>>>>>
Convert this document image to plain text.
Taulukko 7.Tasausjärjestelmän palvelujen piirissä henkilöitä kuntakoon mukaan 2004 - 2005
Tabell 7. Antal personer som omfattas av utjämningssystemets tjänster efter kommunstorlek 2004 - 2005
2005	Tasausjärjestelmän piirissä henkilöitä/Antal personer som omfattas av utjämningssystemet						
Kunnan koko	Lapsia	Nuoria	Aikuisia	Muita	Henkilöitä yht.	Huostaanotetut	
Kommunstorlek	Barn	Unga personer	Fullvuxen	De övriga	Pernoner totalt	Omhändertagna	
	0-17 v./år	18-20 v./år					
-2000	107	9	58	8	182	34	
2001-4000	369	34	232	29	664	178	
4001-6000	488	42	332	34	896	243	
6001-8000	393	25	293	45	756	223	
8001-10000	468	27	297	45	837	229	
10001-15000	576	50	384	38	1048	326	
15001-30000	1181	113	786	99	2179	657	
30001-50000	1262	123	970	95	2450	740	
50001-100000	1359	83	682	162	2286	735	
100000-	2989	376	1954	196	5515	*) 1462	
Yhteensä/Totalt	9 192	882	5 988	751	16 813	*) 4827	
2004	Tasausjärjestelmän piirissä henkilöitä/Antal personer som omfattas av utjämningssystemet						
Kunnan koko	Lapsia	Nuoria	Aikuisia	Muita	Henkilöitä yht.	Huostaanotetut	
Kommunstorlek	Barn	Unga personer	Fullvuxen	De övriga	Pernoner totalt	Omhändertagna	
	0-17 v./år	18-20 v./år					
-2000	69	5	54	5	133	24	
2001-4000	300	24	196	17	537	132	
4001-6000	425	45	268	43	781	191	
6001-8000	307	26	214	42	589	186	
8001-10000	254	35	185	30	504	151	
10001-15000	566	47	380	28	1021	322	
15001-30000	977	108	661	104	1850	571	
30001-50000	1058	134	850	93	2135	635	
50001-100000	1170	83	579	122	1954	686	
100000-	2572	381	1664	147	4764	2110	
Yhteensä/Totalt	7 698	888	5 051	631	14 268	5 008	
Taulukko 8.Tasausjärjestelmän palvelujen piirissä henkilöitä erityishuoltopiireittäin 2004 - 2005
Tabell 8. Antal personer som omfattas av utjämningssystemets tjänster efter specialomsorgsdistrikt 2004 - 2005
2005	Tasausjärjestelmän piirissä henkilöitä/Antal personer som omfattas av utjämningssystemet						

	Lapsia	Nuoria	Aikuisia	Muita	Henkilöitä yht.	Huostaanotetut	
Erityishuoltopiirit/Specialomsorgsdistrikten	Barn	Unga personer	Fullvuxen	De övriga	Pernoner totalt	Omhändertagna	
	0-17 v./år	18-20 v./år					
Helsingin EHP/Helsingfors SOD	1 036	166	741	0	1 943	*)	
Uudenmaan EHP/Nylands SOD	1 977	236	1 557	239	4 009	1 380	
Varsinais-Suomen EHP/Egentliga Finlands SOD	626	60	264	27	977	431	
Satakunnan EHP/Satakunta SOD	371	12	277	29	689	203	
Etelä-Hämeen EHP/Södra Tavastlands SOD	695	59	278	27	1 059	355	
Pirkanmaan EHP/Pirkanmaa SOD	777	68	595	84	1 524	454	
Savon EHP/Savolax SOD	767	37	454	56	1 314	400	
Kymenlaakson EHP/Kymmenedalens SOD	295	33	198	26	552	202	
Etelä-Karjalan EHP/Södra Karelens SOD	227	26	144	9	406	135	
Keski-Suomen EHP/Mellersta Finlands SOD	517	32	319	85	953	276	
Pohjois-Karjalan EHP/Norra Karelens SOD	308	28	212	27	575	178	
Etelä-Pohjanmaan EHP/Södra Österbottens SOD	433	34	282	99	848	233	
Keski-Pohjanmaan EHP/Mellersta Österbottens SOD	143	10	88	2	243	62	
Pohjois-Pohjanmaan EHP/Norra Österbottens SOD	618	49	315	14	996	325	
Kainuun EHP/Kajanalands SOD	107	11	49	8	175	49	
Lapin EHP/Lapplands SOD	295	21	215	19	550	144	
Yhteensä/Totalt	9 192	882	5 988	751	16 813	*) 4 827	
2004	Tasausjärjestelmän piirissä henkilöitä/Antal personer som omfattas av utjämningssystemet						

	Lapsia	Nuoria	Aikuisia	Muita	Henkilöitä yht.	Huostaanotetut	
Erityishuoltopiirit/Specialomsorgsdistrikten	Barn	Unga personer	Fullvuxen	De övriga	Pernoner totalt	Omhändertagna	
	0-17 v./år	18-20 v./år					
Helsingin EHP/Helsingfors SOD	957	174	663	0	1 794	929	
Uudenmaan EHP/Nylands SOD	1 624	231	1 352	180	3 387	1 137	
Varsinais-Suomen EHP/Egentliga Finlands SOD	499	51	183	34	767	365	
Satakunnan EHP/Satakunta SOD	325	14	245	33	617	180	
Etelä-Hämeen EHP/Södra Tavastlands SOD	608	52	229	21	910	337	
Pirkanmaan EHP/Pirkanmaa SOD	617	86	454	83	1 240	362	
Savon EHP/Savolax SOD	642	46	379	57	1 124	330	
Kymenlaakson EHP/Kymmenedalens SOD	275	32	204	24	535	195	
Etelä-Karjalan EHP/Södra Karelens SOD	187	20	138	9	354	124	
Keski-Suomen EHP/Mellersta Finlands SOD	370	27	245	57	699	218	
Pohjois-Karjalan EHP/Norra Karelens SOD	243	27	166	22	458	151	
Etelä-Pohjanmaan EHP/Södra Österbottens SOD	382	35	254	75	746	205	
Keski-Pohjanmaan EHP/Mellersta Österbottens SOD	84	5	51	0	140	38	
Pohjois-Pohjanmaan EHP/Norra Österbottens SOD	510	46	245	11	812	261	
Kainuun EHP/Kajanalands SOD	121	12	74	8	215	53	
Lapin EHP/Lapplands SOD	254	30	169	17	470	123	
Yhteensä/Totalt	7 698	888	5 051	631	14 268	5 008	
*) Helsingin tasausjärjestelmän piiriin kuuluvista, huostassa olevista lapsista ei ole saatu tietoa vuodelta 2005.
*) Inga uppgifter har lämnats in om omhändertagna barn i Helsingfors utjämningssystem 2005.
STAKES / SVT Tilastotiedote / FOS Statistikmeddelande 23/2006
<<<<<
>>>>>
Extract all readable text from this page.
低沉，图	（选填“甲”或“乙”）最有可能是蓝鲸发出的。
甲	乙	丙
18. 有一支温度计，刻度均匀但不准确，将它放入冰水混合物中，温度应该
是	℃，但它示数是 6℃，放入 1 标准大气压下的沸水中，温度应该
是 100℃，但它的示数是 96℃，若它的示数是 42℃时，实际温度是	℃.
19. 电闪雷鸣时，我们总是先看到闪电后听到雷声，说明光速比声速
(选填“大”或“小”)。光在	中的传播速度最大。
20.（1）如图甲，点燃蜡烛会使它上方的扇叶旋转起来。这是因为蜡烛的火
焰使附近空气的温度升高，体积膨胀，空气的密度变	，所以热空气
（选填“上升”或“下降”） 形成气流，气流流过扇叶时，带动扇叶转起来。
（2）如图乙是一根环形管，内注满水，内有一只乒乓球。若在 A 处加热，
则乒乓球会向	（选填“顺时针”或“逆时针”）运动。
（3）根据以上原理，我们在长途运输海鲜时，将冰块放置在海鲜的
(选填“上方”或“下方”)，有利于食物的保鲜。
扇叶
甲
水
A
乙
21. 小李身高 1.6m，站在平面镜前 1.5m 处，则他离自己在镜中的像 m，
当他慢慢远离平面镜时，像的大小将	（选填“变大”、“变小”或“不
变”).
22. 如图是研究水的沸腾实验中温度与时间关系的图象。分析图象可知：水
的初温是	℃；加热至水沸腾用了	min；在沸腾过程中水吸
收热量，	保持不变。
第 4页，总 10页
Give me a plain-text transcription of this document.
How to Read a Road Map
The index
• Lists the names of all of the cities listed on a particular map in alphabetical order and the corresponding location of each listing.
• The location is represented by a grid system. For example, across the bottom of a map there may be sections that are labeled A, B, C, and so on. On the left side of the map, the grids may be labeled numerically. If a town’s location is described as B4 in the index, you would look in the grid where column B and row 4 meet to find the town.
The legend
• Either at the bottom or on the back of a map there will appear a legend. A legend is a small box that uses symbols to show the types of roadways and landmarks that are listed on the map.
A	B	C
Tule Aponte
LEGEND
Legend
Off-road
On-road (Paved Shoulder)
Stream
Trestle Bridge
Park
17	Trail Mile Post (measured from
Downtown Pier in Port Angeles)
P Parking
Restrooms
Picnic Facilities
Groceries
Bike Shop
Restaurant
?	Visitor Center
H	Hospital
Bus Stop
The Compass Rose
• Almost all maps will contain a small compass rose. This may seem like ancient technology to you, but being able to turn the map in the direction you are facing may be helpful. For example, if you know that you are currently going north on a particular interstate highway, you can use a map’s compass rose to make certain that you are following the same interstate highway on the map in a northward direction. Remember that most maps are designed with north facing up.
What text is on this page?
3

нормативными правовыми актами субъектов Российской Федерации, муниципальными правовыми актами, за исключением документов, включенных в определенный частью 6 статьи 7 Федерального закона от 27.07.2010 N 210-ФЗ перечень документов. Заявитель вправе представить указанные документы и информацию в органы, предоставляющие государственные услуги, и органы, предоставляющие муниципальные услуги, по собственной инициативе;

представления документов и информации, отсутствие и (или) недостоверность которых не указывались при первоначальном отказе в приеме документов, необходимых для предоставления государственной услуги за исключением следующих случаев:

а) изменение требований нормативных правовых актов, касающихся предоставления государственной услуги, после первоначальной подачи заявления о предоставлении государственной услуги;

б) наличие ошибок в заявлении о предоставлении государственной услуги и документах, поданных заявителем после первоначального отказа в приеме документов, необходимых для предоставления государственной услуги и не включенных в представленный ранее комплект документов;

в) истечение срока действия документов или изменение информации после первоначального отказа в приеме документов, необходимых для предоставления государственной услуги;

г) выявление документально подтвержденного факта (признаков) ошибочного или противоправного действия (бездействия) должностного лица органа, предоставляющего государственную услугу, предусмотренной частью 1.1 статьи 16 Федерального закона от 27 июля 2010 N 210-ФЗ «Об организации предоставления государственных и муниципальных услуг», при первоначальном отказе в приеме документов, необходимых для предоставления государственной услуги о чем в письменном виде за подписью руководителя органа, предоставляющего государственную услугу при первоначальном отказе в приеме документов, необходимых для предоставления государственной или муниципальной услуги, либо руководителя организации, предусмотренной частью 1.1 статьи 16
<<<<<
→ Aim of the task
Select the lines in this material that hold the word "document", leaving none out.

→ Written answer
Convert this document image to plain text.
Give me a plain-text transcription of this document.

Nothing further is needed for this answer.